## [EXERCISE]
Your task is to copy every line of the records below that contains "JSON".

Stored data entries
%%

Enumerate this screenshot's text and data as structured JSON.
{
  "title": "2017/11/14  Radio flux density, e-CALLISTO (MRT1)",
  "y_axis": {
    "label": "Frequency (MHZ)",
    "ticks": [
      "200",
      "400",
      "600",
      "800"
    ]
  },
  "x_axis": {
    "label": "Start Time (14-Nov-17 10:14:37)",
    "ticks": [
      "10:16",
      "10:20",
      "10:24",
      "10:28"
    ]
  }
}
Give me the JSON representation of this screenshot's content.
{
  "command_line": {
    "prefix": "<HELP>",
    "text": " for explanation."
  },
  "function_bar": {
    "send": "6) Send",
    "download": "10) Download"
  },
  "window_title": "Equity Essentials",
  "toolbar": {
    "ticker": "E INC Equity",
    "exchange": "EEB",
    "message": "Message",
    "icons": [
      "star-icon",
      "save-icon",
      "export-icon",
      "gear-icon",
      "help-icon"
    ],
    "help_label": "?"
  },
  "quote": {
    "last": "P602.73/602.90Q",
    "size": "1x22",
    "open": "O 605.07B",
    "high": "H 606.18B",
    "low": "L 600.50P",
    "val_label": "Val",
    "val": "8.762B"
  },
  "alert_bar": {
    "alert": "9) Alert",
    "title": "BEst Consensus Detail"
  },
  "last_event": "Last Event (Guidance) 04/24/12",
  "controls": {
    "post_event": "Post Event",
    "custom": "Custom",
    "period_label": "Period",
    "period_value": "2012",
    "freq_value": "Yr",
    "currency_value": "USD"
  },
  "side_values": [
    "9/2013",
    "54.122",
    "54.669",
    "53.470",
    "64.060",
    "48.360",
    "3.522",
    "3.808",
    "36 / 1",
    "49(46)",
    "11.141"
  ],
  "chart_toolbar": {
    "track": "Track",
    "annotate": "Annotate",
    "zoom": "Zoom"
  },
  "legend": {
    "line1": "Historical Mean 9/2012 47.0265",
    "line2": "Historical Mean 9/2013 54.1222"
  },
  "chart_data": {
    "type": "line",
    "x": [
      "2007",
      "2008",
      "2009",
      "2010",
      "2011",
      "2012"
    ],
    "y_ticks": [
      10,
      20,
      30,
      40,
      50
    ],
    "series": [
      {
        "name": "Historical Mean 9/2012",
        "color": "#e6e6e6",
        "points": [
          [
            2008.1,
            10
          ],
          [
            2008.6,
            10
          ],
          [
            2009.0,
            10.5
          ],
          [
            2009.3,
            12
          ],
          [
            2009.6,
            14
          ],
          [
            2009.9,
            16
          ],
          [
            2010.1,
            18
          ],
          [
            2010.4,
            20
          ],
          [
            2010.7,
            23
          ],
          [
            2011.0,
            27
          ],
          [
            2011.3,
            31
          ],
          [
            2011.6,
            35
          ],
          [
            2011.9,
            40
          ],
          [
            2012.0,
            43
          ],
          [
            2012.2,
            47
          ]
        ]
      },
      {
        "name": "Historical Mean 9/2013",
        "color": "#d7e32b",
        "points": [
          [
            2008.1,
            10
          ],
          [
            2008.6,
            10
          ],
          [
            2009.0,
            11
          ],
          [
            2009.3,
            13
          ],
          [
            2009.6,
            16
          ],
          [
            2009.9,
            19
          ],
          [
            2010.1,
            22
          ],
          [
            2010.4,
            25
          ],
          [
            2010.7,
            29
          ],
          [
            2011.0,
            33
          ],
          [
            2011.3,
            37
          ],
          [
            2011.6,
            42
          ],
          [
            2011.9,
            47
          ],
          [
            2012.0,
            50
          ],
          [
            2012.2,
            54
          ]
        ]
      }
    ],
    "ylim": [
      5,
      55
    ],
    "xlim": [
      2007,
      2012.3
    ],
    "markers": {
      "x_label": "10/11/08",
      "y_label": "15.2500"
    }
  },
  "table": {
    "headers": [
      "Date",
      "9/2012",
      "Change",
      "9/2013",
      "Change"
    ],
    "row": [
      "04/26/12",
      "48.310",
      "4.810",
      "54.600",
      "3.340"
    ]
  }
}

%%

## [ANSWER TO THE EXERCISE]
Enumerate this screenshot's text and data as structured JSON.
Give me the JSON representation of this screenshot's content.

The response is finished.